REQUIRED WORK: Report every line from the material that contains the word "Transcribe".

* * * *

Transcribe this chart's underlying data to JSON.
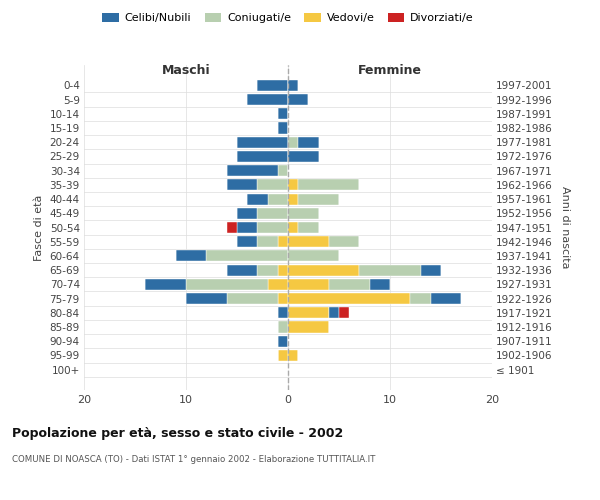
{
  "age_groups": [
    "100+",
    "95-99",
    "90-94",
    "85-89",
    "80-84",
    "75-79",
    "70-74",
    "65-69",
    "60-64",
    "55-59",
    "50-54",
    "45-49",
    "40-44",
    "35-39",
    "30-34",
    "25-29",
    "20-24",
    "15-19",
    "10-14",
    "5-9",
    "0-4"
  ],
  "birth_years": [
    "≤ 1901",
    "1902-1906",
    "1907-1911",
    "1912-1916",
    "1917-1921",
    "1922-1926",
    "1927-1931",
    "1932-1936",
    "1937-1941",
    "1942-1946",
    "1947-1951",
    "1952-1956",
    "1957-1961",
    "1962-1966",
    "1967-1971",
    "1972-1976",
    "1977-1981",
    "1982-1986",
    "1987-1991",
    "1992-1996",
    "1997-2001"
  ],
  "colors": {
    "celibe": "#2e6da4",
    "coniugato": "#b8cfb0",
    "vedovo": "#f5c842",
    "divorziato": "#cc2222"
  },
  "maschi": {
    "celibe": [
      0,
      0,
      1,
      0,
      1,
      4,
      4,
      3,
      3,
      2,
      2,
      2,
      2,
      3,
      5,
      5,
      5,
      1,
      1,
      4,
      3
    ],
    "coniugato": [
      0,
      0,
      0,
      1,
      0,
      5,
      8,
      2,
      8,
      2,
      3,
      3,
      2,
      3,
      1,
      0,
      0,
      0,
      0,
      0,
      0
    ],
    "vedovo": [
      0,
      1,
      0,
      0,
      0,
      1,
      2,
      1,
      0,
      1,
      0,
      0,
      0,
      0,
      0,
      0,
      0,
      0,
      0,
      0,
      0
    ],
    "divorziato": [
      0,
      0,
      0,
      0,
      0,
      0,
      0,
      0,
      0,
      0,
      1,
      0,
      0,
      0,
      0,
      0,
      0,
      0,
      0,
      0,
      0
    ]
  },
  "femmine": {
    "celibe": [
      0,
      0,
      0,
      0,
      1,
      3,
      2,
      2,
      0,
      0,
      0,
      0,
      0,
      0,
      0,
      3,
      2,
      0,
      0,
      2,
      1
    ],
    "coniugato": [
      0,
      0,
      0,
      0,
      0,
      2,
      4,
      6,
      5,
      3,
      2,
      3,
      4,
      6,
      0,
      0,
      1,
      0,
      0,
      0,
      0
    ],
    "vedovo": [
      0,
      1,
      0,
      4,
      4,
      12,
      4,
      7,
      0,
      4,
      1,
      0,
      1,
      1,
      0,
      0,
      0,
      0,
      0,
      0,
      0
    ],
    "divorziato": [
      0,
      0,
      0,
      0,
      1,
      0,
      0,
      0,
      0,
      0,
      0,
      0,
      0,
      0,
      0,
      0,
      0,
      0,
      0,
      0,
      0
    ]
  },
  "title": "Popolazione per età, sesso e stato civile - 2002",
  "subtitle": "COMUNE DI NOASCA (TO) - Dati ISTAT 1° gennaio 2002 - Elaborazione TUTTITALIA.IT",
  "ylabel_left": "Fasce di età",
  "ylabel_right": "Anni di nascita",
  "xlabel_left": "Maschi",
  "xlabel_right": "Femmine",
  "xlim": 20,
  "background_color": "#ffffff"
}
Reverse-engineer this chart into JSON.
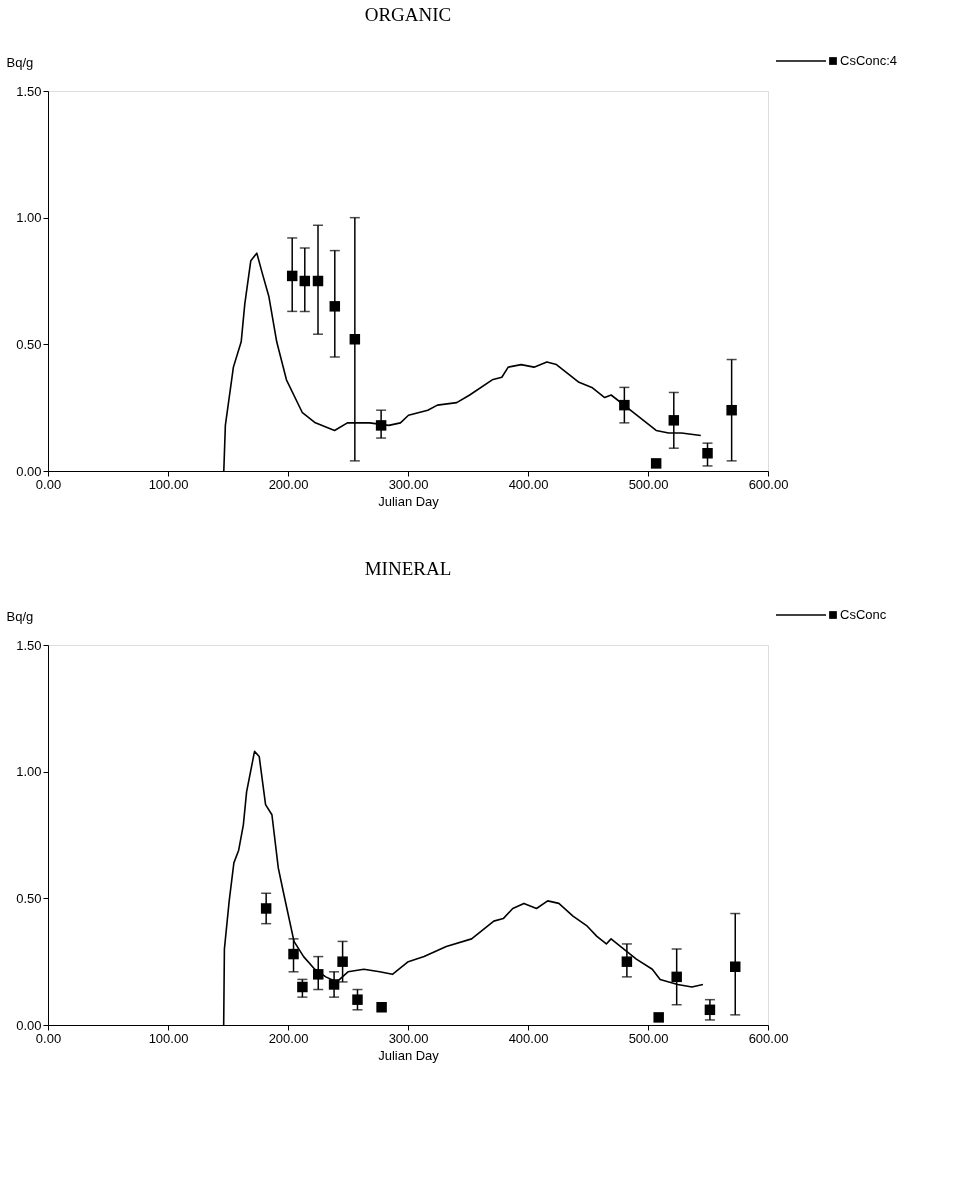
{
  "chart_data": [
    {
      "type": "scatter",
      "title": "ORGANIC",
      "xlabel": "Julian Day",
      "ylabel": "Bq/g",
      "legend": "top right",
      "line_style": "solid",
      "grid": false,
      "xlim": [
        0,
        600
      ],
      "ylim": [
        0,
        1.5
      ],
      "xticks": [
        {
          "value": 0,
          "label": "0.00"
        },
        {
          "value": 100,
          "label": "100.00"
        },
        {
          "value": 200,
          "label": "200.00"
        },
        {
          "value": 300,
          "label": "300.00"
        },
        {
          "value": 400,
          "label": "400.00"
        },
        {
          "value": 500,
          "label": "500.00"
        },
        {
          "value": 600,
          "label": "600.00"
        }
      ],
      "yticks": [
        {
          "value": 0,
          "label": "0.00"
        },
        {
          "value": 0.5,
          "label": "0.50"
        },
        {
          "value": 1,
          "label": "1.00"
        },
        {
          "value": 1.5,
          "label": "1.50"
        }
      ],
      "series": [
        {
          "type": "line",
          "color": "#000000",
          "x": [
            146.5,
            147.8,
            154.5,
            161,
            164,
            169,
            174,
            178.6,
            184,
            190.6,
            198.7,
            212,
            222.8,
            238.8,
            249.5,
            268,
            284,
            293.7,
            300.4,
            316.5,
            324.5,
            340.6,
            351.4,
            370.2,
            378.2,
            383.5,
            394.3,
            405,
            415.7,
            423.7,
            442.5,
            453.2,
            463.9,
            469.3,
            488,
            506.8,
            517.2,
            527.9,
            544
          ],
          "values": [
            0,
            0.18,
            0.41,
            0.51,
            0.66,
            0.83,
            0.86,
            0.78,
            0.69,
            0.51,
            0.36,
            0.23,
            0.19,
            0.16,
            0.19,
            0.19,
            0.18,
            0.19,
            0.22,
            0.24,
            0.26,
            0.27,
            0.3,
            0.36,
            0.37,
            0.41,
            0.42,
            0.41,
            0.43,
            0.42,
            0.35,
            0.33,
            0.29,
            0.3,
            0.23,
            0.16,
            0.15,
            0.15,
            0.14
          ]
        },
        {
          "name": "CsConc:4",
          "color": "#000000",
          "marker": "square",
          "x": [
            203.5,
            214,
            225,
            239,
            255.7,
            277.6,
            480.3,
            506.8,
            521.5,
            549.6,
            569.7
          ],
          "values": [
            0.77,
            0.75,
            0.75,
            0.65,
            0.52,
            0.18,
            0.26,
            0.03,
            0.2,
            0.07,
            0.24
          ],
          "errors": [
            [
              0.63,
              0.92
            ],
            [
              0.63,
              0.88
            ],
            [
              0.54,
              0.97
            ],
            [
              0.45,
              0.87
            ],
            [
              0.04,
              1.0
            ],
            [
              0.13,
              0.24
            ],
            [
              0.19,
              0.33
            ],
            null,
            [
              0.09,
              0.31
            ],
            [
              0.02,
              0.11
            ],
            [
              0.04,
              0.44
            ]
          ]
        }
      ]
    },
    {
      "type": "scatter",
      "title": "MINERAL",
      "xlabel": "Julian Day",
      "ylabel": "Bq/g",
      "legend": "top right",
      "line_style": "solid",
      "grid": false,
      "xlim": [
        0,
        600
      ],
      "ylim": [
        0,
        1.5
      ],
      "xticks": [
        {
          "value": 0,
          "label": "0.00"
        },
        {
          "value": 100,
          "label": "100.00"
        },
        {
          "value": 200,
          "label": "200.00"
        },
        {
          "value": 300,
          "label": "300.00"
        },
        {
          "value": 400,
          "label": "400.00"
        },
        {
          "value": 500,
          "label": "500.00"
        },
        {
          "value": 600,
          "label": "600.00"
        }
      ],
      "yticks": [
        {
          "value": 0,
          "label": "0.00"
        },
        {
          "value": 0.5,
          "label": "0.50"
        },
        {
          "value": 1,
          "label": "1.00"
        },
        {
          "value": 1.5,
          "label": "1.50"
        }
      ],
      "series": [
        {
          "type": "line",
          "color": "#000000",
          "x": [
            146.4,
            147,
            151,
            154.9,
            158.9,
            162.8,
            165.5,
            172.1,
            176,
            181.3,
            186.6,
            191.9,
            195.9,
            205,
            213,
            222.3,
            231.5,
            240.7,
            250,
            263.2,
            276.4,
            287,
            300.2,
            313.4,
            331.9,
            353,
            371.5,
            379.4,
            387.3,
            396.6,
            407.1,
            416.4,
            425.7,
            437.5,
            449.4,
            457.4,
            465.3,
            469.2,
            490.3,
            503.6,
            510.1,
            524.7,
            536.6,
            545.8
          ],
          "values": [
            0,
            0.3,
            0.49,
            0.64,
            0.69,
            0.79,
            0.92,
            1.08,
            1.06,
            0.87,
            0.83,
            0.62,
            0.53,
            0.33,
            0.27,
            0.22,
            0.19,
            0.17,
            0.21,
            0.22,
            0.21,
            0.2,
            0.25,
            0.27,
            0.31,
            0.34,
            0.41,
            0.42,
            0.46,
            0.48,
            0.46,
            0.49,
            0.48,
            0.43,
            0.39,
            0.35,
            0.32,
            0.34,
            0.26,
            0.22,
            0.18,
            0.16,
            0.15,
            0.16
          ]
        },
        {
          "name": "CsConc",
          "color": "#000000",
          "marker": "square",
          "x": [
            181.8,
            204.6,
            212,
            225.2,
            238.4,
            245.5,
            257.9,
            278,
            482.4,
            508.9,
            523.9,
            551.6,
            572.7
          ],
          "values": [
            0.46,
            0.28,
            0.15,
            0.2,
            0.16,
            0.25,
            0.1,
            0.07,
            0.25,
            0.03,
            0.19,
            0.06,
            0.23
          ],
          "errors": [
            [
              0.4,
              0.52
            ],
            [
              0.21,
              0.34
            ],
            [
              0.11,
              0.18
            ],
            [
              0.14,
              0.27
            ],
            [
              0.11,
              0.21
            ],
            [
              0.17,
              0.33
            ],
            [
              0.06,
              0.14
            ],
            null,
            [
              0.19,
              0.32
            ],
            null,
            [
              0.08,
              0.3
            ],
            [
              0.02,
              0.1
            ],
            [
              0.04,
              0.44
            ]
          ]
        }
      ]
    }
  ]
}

* * * *

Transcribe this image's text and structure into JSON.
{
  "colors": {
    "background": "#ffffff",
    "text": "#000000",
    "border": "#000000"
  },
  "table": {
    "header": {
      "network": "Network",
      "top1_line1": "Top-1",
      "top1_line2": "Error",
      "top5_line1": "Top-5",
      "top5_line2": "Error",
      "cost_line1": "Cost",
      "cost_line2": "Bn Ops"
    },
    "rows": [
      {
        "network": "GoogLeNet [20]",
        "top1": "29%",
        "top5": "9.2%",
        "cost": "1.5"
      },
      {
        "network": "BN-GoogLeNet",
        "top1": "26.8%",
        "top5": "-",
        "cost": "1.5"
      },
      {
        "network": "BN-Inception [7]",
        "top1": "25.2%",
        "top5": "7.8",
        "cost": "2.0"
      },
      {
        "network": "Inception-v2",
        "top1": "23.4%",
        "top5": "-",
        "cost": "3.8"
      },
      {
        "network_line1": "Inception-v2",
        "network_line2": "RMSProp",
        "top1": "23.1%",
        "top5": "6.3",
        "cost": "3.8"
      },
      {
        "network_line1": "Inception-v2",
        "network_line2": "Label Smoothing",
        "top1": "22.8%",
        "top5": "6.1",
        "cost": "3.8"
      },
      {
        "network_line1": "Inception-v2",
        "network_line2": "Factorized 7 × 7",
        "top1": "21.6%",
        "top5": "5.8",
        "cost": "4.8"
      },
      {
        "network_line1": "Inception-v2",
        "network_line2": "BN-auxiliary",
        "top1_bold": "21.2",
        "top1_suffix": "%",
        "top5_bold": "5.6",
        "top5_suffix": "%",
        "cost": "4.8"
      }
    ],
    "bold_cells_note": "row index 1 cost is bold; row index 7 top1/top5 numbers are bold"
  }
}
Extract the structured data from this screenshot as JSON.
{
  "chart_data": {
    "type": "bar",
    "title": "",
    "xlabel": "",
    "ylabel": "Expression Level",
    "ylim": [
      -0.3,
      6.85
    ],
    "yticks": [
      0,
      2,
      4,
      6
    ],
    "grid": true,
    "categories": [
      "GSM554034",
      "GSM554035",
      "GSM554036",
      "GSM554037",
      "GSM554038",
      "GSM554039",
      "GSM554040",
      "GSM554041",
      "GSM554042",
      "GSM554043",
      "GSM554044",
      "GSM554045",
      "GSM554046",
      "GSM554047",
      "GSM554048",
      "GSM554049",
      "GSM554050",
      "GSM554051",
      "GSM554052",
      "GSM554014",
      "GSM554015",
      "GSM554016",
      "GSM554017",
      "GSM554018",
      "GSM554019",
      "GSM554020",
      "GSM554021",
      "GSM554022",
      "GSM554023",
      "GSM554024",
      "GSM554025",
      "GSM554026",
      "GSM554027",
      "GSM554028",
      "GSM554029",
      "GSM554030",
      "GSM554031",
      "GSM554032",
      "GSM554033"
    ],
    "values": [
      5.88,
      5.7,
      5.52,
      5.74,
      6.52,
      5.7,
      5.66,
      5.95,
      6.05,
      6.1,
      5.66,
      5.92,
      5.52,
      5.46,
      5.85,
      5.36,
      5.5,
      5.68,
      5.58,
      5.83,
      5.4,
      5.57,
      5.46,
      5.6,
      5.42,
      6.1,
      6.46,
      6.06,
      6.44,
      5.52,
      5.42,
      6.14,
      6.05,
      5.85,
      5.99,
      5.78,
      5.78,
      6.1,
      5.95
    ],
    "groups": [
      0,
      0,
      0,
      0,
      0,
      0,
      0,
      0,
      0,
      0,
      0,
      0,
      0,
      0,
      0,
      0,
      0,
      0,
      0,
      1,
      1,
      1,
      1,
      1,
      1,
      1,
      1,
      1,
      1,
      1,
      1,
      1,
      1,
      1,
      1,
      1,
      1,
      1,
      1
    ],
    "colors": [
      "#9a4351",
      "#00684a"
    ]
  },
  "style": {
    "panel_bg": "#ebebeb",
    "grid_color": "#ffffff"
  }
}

* * * *

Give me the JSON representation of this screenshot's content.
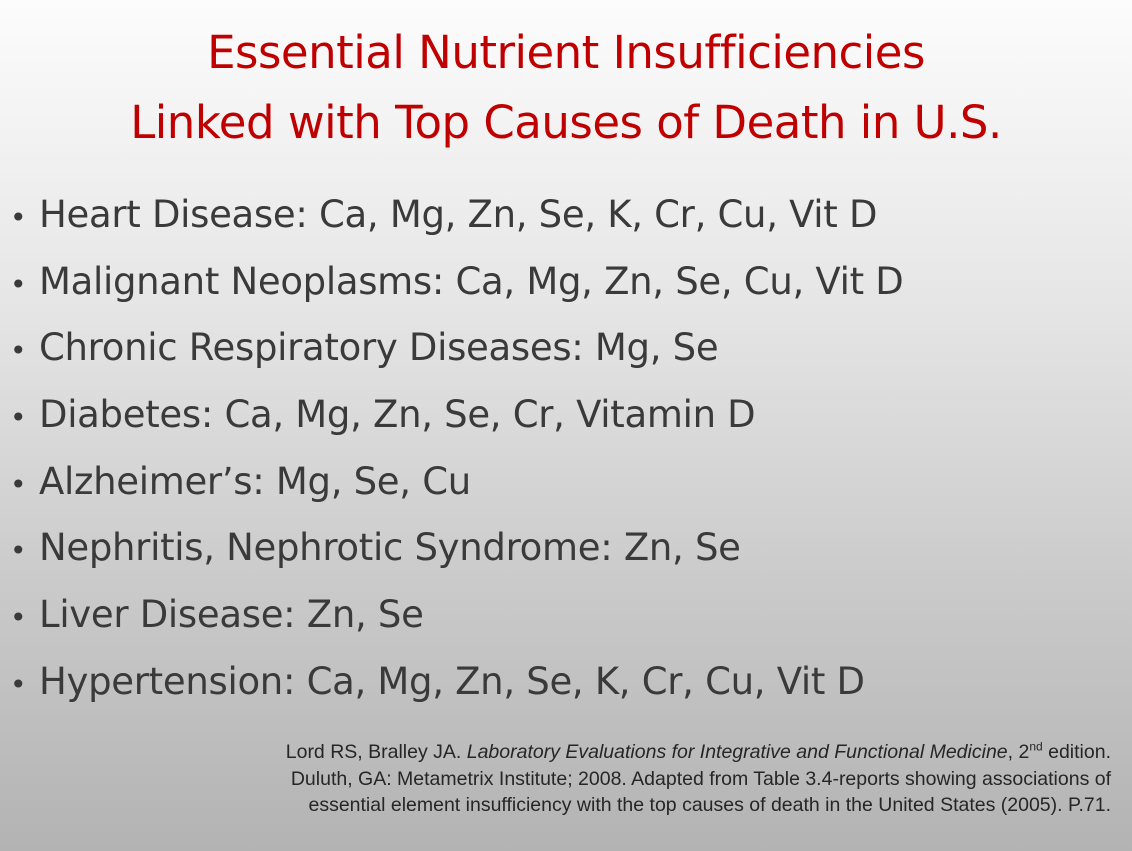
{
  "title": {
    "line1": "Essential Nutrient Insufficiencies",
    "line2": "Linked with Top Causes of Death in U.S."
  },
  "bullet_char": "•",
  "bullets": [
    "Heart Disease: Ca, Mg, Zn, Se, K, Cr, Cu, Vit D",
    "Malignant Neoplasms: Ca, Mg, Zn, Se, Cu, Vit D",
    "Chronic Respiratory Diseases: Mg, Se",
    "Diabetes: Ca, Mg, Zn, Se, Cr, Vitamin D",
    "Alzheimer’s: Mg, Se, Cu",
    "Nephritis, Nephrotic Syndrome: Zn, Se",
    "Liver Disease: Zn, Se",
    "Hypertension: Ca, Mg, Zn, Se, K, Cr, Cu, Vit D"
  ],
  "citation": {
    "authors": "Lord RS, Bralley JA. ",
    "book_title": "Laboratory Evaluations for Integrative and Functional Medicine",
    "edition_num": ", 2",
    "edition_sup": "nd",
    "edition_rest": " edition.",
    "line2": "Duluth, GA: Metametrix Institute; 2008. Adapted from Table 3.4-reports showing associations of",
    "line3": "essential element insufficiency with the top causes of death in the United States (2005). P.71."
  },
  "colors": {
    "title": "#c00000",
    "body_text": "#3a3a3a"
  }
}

* * * *

ANSWER TO THE TASK:
Transcribe this chart's underlying data to JSON.
Transcribe this image's text and structure into JSON.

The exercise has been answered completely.